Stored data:

* * * * * * * * *

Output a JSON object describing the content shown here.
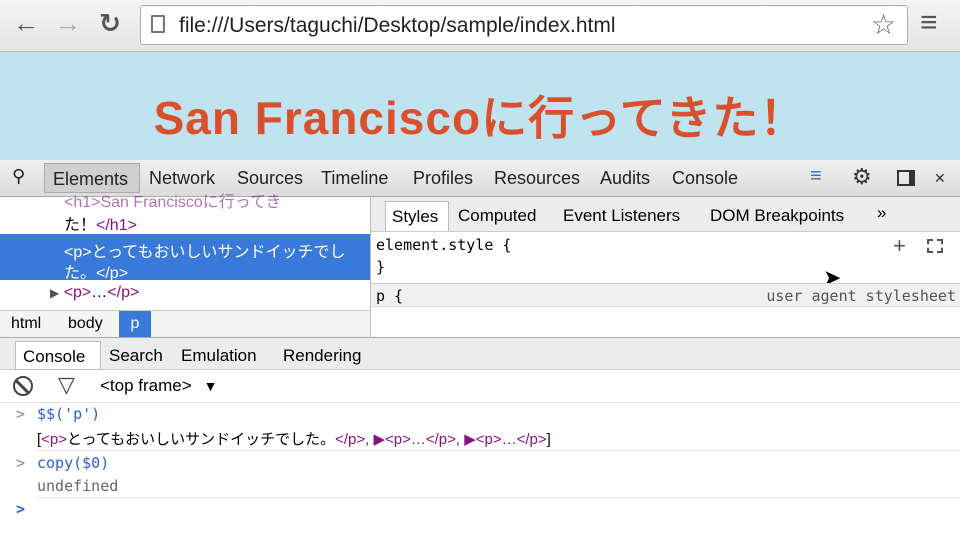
{
  "browser": {
    "url": "file:///Users/taguchi/Desktop/sample/index.html",
    "back": "←",
    "forward": "→",
    "reload": "↻",
    "star": "☆",
    "menu": "≡"
  },
  "page": {
    "heading": "San Franciscoに行ってきた！"
  },
  "devtools": {
    "tabs": [
      "Elements",
      "Network",
      "Sources",
      "Timeline",
      "Profiles",
      "Resources",
      "Audits",
      "Console"
    ],
    "active_tab": "Elements"
  },
  "elements": {
    "line0": "<h1>San Franciscoに行ってき",
    "line1_text": "た！",
    "line1_tag": "</h1>",
    "sel_line1": "<p>とってもおいしいサンドイッチでし",
    "sel_line2": "た。</p>",
    "collapsed_open": "<p>",
    "collapsed_ellipsis": "…",
    "collapsed_close": "</p>",
    "breadcrumbs": [
      "html",
      "body",
      "p"
    ]
  },
  "styles": {
    "tabs": [
      "Styles",
      "Computed",
      "Event Listeners",
      "DOM Breakpoints"
    ],
    "more": "»",
    "element_style": "element.style {",
    "close_brace": "}",
    "rule_selector": "p {",
    "rule_source": "user agent stylesheet"
  },
  "drawer": {
    "tabs": [
      "Console",
      "Search",
      "Emulation",
      "Rendering"
    ]
  },
  "console": {
    "frame": "<top frame>",
    "cmd1": "$$('p')",
    "result1_open": "[",
    "result1_tag": "<p>",
    "result1_text": "とってもおいしいサンドイッチでした。",
    "result1_close": "</p>",
    "result1_rest": ", ▶<p>…</p>, ▶<p>…</p>",
    "result1_end": "]",
    "cmd2": "copy($0)",
    "result2": "undefined"
  }
}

* * * * * * * * *

§ **Exercise requirements**:
In the data above, count the lines where the word "html" appears; reply with the number only.

§ **Task response**:
2